:: Records for processing
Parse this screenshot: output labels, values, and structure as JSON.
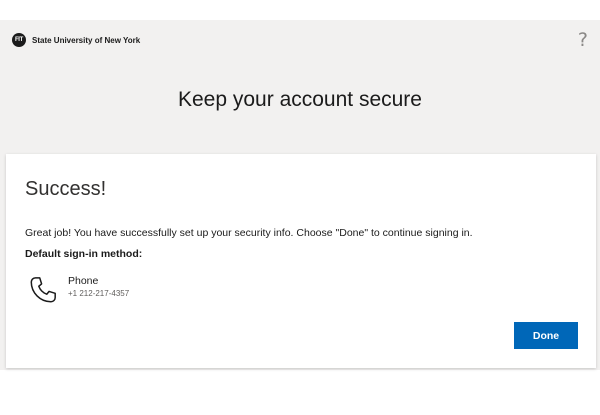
{
  "header": {
    "logo_text": "FIT",
    "org_name": "State University of New York",
    "help_symbol": "?"
  },
  "page": {
    "title": "Keep your account secure"
  },
  "card": {
    "title": "Success!",
    "message": "Great job! You have successfully set up your security info. Choose \"Done\" to continue signing in.",
    "default_method_label": "Default sign-in method:",
    "method": {
      "icon": "phone-icon",
      "name": "Phone",
      "value": "+1 212-217-4357"
    },
    "done_label": "Done"
  },
  "colors": {
    "accent": "#0067b8",
    "background": "#f2f1f0",
    "card": "#ffffff"
  }
}
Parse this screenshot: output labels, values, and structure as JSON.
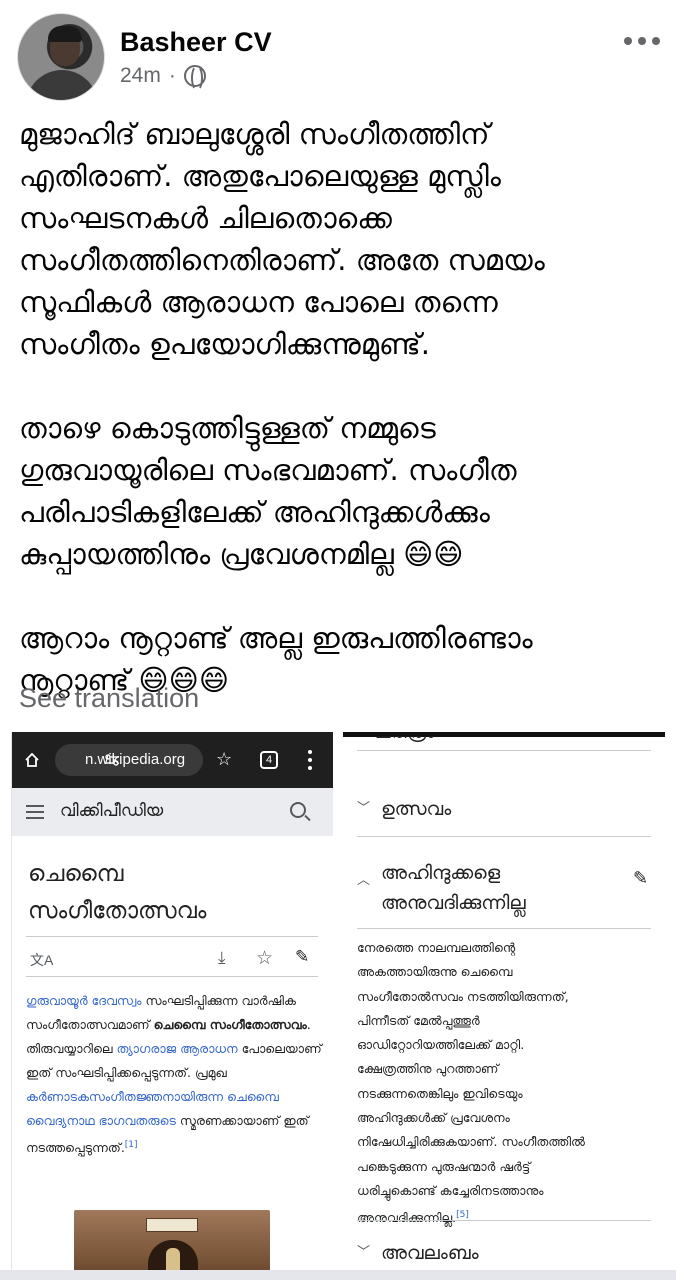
::::
| Task instructions |
From the material above, copy everything exactly but the pictures.

| Exercise solution |
Parse this screenshot: output labels, values, and structure as JSON.
{
  "header": {
    "logo_text": "FIT",
    "org_name": "State University of New York",
    "help_symbol": "?"
  },
  "page": {
    "title": "Keep your account secure"
  },
  "card": {
    "title": "Success!",
    "message": "Great job! You have successfully set up your security info. Choose \"Done\" to continue signing in.",
    "default_method_label": "Default sign-in method:",
    "method": {
      "icon": "phone-icon",
      "name": "Phone",
      "value": "+1 212-217-4357"
    },
    "done_label": "Done"
  },
  "colors": {
    "accent": "#0067b8",
    "background": "#f2f1f0",
    "card": "#ffffff"
  }
}
Parse this screenshot: output labels, values, and structure as JSON.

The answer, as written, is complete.